Instruction: Reproduce all the entries exactly.
☆ ☆ ☆ ☆
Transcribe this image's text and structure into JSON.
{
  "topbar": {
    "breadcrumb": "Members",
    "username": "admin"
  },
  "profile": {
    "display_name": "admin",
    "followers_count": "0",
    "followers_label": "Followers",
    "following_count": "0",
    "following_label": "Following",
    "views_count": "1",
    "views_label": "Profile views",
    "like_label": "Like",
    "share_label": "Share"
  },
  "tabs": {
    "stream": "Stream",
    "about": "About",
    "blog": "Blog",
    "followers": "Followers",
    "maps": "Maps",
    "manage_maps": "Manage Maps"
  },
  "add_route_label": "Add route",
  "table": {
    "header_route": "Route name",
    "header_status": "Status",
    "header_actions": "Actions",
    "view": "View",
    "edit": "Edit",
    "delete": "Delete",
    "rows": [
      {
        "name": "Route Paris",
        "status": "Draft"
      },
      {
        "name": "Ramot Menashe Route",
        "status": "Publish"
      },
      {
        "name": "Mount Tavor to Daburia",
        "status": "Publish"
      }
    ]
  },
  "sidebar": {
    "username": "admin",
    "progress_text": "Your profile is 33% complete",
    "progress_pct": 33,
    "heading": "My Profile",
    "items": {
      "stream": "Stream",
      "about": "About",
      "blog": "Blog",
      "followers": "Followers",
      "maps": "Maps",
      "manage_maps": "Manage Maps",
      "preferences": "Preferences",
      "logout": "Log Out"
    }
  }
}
☆ ☆ ☆ ☆
Response to this task:
Transcribe this image's text and structure into JSON.
{
  "topbar": {
    "breadcrumb": "Members",
    "username": "admin"
  },
  "profile": {
    "display_name": "admin",
    "followers_count": "0",
    "followers_label": "Followers",
    "following_count": "0",
    "following_label": "Following",
    "views_count": "1",
    "views_label": "Profile views",
    "like_label": "Like",
    "share_label": "Share"
  },
  "tabs": {
    "stream": "Stream",
    "about": "About",
    "blog": "Blog",
    "followers": "Followers",
    "maps": "Maps",
    "manage_maps": "Manage Maps"
  },
  "add_route_label": "Add route",
  "table": {
    "header_route": "Route name",
    "header_status": "Status",
    "header_actions": "Actions",
    "view": "View",
    "edit": "Edit",
    "delete": "Delete",
    "rows": [
      {
        "name": "Route Paris",
        "status": "Draft"
      },
      {
        "name": "Ramot Menashe Route",
        "status": "Publish"
      },
      {
        "name": "Mount Tavor to Daburia",
        "status": "Publish"
      }
    ]
  },
  "sidebar": {
    "username": "admin",
    "progress_text": "Your profile is 33% complete",
    "progress_pct": 33,
    "heading": "My Profile",
    "items": {
      "stream": "Stream",
      "about": "About",
      "blog": "Blog",
      "followers": "Followers",
      "maps": "Maps",
      "manage_maps": "Manage Maps",
      "preferences": "Preferences",
      "logout": "Log Out"
    }
  }
}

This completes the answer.